--- BEGIN ---

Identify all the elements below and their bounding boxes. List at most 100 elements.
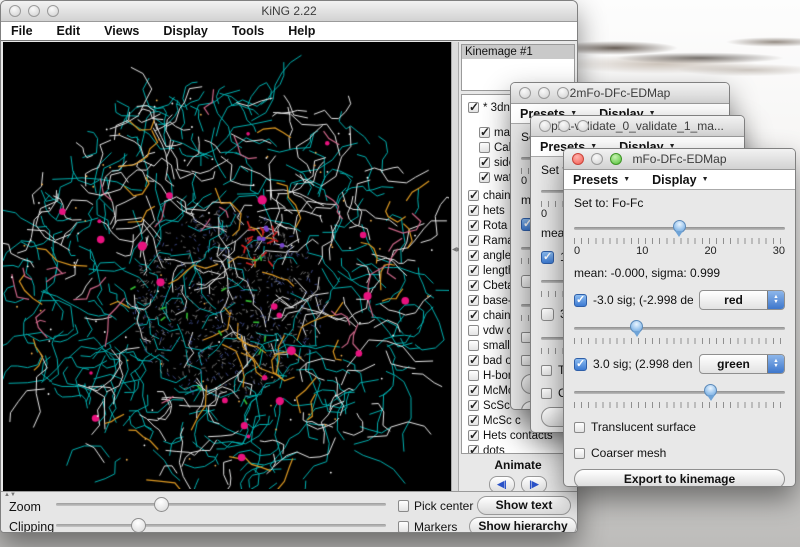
close-icon[interactable] xyxy=(519,87,531,99)
divider-collapse-icon[interactable]: ▲▼ xyxy=(4,492,16,498)
checkbox-icon[interactable] xyxy=(468,190,479,201)
checkbox-icon[interactable] xyxy=(468,340,479,351)
edmap-window-mfo: mFo-DFc-EDMap Presets▼ Display▼ Set to: … xyxy=(563,148,796,487)
level-slider[interactable] xyxy=(574,222,785,236)
splitpane-divider-vertical[interactable]: ◀▶ xyxy=(451,42,459,491)
set-to-label: Set to: Fo-Fc xyxy=(574,196,785,210)
checkbox-icon[interactable] xyxy=(468,280,479,291)
clipping-slider-thumb[interactable] xyxy=(131,518,146,533)
translucent-surface-checkbox[interactable]: Translucent surface xyxy=(574,420,785,434)
checkbox-icon[interactable] xyxy=(541,388,552,399)
zoom-icon[interactable] xyxy=(577,120,589,132)
checkbox-icon[interactable] xyxy=(479,127,490,138)
map-window-menubar: Presets▼ Display▼ xyxy=(564,170,795,190)
markers-checkbox[interactable]: Markers xyxy=(398,520,457,533)
checkbox-icon[interactable] xyxy=(541,365,552,376)
contour-slider-thumb[interactable] xyxy=(630,320,643,333)
checkbox-icon[interactable] xyxy=(468,445,479,454)
level-slider-thumb[interactable] xyxy=(673,220,686,233)
menu-tools[interactable]: Tools xyxy=(232,24,264,38)
minimize-icon[interactable] xyxy=(28,5,40,17)
checkbox-icon[interactable] xyxy=(479,157,490,168)
contour-checkbox[interactable] xyxy=(574,294,587,307)
zoom-icon[interactable] xyxy=(557,87,569,99)
checkbox-icon[interactable] xyxy=(479,172,490,183)
clipping-label: Clipping xyxy=(9,520,54,533)
checkbox-icon[interactable] xyxy=(468,310,479,321)
menu-display[interactable]: Display xyxy=(163,24,207,38)
dropdown-stepper-icon[interactable]: ▲▼ xyxy=(767,291,784,309)
tree-item[interactable]: dots xyxy=(462,443,574,454)
color-dropdown[interactable]: red ▲▼ xyxy=(699,290,785,310)
chevron-down-icon: ▼ xyxy=(623,176,630,183)
checkbox-icon[interactable] xyxy=(468,235,479,246)
checkbox-icon[interactable] xyxy=(468,102,479,113)
checkbox-icon[interactable] xyxy=(468,385,479,396)
animate-section: Animate ◀| |▶ xyxy=(461,458,575,493)
tree-item-label: dots xyxy=(483,445,505,455)
contour-checkbox[interactable] xyxy=(541,251,554,264)
checkbox-icon[interactable] xyxy=(468,325,479,336)
main-title-bar[interactable]: KiNG 2.22 xyxy=(1,1,577,22)
checkbox-icon[interactable] xyxy=(468,355,479,366)
color-dropdown[interactable]: green ▲▼ xyxy=(699,354,785,374)
bottom-bar: ▲▼ Zoom Pick center Show text Clipping M… xyxy=(1,491,577,533)
slider-ticks xyxy=(574,338,785,344)
map-window-title-bar[interactable]: 2mFo-DFc-EDMap xyxy=(511,83,729,104)
zoom-slider[interactable] xyxy=(56,497,386,511)
menu-edit[interactable]: Edit xyxy=(57,24,81,38)
menu-file[interactable]: File xyxy=(11,24,33,38)
chevron-down-icon: ▼ xyxy=(702,176,709,183)
zoom-icon[interactable] xyxy=(610,153,622,165)
map-window-title-bar[interactable]: mFo-DFc-EDMap xyxy=(564,149,795,170)
checkbox-icon[interactable] xyxy=(398,521,409,533)
dropdown-stepper-icon[interactable]: ▲▼ xyxy=(767,355,784,373)
checkbox-icon[interactable] xyxy=(468,400,479,411)
kinemage-list-item[interactable]: Kinemage #1 xyxy=(462,45,574,59)
export-to-kinemage-button[interactable]: Export to kinemage xyxy=(574,469,785,487)
show-text-button[interactable]: Show text xyxy=(477,496,571,515)
close-icon[interactable] xyxy=(539,120,551,132)
king-main-window: KiNG 2.22 File Edit Views Display Tools … xyxy=(0,0,578,533)
checkbox-icon[interactable] xyxy=(398,500,409,512)
menu-help[interactable]: Help xyxy=(288,24,315,38)
contour-row-negative: -3.0 sig; (-2.998 dens) red ▲▼ xyxy=(574,290,785,310)
checkbox-icon[interactable] xyxy=(574,448,585,459)
presets-menu[interactable]: Presets▼ xyxy=(573,173,630,187)
coarser-mesh-checkbox[interactable]: Coarser mesh xyxy=(574,446,785,460)
checkbox-icon[interactable] xyxy=(468,220,479,231)
close-icon[interactable] xyxy=(572,153,584,165)
checkbox-icon[interactable] xyxy=(468,415,479,426)
checkbox-icon[interactable] xyxy=(468,430,479,441)
slider-ticks xyxy=(574,402,785,408)
checkbox-icon[interactable] xyxy=(574,422,585,433)
kinemage-canvas[interactable] xyxy=(3,42,451,491)
contour-checkbox[interactable] xyxy=(541,308,554,321)
minimize-icon[interactable] xyxy=(591,153,603,165)
checkbox-icon[interactable] xyxy=(468,205,479,216)
zoom-label: Zoom xyxy=(9,500,41,514)
minimize-icon[interactable] xyxy=(558,120,570,132)
show-hierarchy-button[interactable]: Show hierarchy xyxy=(469,517,577,533)
tree-item-label: hets xyxy=(483,205,505,217)
pick-center-checkbox[interactable]: Pick center xyxy=(398,499,473,513)
zoom-slider-thumb[interactable] xyxy=(154,497,169,512)
contour-checkbox[interactable] xyxy=(574,358,587,371)
slider-tick-labels: 0 10 20 30 xyxy=(574,245,785,257)
contour-slider-negative[interactable] xyxy=(574,322,785,336)
checkbox-icon[interactable] xyxy=(468,265,479,276)
map-window-title-bar[interactable]: pka-validate_0_validate_1_ma... xyxy=(531,116,744,137)
contour-slider-thumb[interactable] xyxy=(704,384,717,397)
close-icon[interactable] xyxy=(9,5,21,17)
checkbox-icon[interactable] xyxy=(468,295,479,306)
zoom-icon[interactable] xyxy=(47,5,59,17)
menu-views[interactable]: Views xyxy=(104,24,139,38)
checkbox-icon[interactable] xyxy=(468,370,479,381)
contour-slider-positive[interactable] xyxy=(574,386,785,400)
checkbox-icon[interactable] xyxy=(479,142,490,153)
display-menu[interactable]: Display▼ xyxy=(652,173,708,187)
minimize-icon[interactable] xyxy=(538,87,550,99)
mean-sigma-label: mean: -0.000, sigma: 0.999 xyxy=(574,266,785,280)
clipping-slider[interactable] xyxy=(56,518,386,532)
checkbox-icon[interactable] xyxy=(468,250,479,261)
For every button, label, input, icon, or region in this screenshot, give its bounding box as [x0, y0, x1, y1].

--- END ---

» **DIRECTIVE**:
Reproduce all of the material above with "zoom-icon" swapped for "maximize-icon" wherever it occurs, leaving everything else unchanged. Leave the pictures out of your answer.

» **SOLUTION**:
Identify all the elements below and their bounding boxes. List at most 100 elements.
close-icon[interactable] xyxy=(519,87,531,99)
divider-collapse-icon[interactable]: ▲▼ xyxy=(4,492,16,498)
checkbox-icon[interactable] xyxy=(468,190,479,201)
checkbox-icon[interactable] xyxy=(468,340,479,351)
edmap-window-mfo: mFo-DFc-EDMap Presets▼ Display▼ Set to: … xyxy=(563,148,796,487)
level-slider[interactable] xyxy=(574,222,785,236)
splitpane-divider-vertical[interactable]: ◀▶ xyxy=(451,42,459,491)
set-to-label: Set to: Fo-Fc xyxy=(574,196,785,210)
checkbox-icon[interactable] xyxy=(468,280,479,291)
clipping-slider-thumb[interactable] xyxy=(131,518,146,533)
translucent-surface-checkbox[interactable]: Translucent surface xyxy=(574,420,785,434)
checkbox-icon[interactable] xyxy=(541,388,552,399)
maximize-icon[interactable] xyxy=(577,120,589,132)
checkbox-icon[interactable] xyxy=(479,127,490,138)
map-window-menubar: Presets▼ Display▼ xyxy=(564,170,795,190)
markers-checkbox[interactable]: Markers xyxy=(398,520,457,533)
checkbox-icon[interactable] xyxy=(541,365,552,376)
contour-slider-thumb[interactable] xyxy=(630,320,643,333)
checkbox-icon[interactable] xyxy=(468,445,479,454)
level-slider-thumb[interactable] xyxy=(673,220,686,233)
menu-tools[interactable]: Tools xyxy=(232,24,264,38)
minimize-icon[interactable] xyxy=(28,5,40,17)
checkbox-icon[interactable] xyxy=(479,157,490,168)
contour-checkbox[interactable] xyxy=(574,294,587,307)
maximize-icon[interactable] xyxy=(557,87,569,99)
checkbox-icon[interactable] xyxy=(479,172,490,183)
clipping-label: Clipping xyxy=(9,520,54,533)
checkbox-icon[interactable] xyxy=(468,310,479,321)
menu-display[interactable]: Display xyxy=(163,24,207,38)
dropdown-stepper-icon[interactable]: ▲▼ xyxy=(767,291,784,309)
tree-item[interactable]: dots xyxy=(462,443,574,454)
color-dropdown[interactable]: red ▲▼ xyxy=(699,290,785,310)
chevron-down-icon: ▼ xyxy=(623,176,630,183)
checkbox-icon[interactable] xyxy=(468,235,479,246)
checkbox-icon[interactable] xyxy=(468,102,479,113)
checkbox-icon[interactable] xyxy=(468,385,479,396)
animate-section: Animate ◀| |▶ xyxy=(461,458,575,493)
tree-item-label: dots xyxy=(483,445,505,455)
contour-checkbox[interactable] xyxy=(541,251,554,264)
checkbox-icon[interactable] xyxy=(468,325,479,336)
main-title-bar[interactable]: KiNG 2.22 xyxy=(1,1,577,22)
checkbox-icon[interactable] xyxy=(468,355,479,366)
color-dropdown[interactable]: green ▲▼ xyxy=(699,354,785,374)
bottom-bar: ▲▼ Zoom Pick center Show text Clipping M… xyxy=(1,491,577,533)
slider-ticks xyxy=(574,338,785,344)
map-window-title-bar[interactable]: 2mFo-DFc-EDMap xyxy=(511,83,729,104)
zoom-slider[interactable] xyxy=(56,497,386,511)
menu-edit[interactable]: Edit xyxy=(57,24,81,38)
menu-file[interactable]: File xyxy=(11,24,33,38)
chevron-down-icon: ▼ xyxy=(702,176,709,183)
maximize-icon[interactable] xyxy=(610,153,622,165)
map-window-title-bar[interactable]: mFo-DFc-EDMap xyxy=(564,149,795,170)
checkbox-icon[interactable] xyxy=(398,521,409,533)
dropdown-stepper-icon[interactable]: ▲▼ xyxy=(767,355,784,373)
checkbox-icon[interactable] xyxy=(468,400,479,411)
kinemage-list-item[interactable]: Kinemage #1 xyxy=(462,45,574,59)
export-to-kinemage-button[interactable]: Export to kinemage xyxy=(574,469,785,487)
show-text-button[interactable]: Show text xyxy=(477,496,571,515)
close-icon[interactable] xyxy=(539,120,551,132)
king-main-window: KiNG 2.22 File Edit Views Display Tools … xyxy=(0,0,578,533)
checkbox-icon[interactable] xyxy=(398,500,409,512)
menu-help[interactable]: Help xyxy=(288,24,315,38)
contour-row-negative: -3.0 sig; (-2.998 dens) red ▲▼ xyxy=(574,290,785,310)
checkbox-icon[interactable] xyxy=(574,448,585,459)
presets-menu[interactable]: Presets▼ xyxy=(573,173,630,187)
coarser-mesh-checkbox[interactable]: Coarser mesh xyxy=(574,446,785,460)
checkbox-icon[interactable] xyxy=(468,220,479,231)
close-icon[interactable] xyxy=(572,153,584,165)
checkbox-icon[interactable] xyxy=(468,415,479,426)
checkbox-icon[interactable] xyxy=(468,430,479,441)
slider-ticks xyxy=(574,402,785,408)
checkbox-icon[interactable] xyxy=(574,422,585,433)
kinemage-canvas[interactable] xyxy=(3,42,451,491)
contour-checkbox[interactable] xyxy=(541,308,554,321)
minimize-icon[interactable] xyxy=(591,153,603,165)
checkbox-icon[interactable] xyxy=(468,205,479,216)
zoom-label: Zoom xyxy=(9,500,41,514)
minimize-icon[interactable] xyxy=(558,120,570,132)
show-hierarchy-button[interactable]: Show hierarchy xyxy=(469,517,577,533)
tree-item-label: hets xyxy=(483,205,505,217)
pick-center-checkbox[interactable]: Pick center xyxy=(398,499,473,513)
zoom-slider-thumb[interactable] xyxy=(154,497,169,512)
contour-checkbox[interactable] xyxy=(574,358,587,371)
slider-tick-labels: 0 10 20 30 xyxy=(574,245,785,257)
contour-slider-negative[interactable] xyxy=(574,322,785,336)
checkbox-icon[interactable] xyxy=(468,265,479,276)
map-window-title-bar[interactable]: pka-validate_0_validate_1_ma... xyxy=(531,116,744,137)
contour-slider-thumb[interactable] xyxy=(704,384,717,397)
close-icon[interactable] xyxy=(9,5,21,17)
checkbox-icon[interactable] xyxy=(468,295,479,306)
maximize-icon[interactable] xyxy=(47,5,59,17)
menu-views[interactable]: Views xyxy=(104,24,139,38)
checkbox-icon[interactable] xyxy=(468,370,479,381)
contour-slider-positive[interactable] xyxy=(574,386,785,400)
checkbox-icon[interactable] xyxy=(479,142,490,153)
display-menu[interactable]: Display▼ xyxy=(652,173,708,187)
minimize-icon[interactable] xyxy=(538,87,550,99)
mean-sigma-label: mean: -0.000, sigma: 0.999 xyxy=(574,266,785,280)
clipping-slider[interactable] xyxy=(56,518,386,532)
checkbox-icon[interactable] xyxy=(468,250,479,261)
For every button, label, input, icon, or region in this screenshot, give its bounding box as [x0, y0, x1, y1].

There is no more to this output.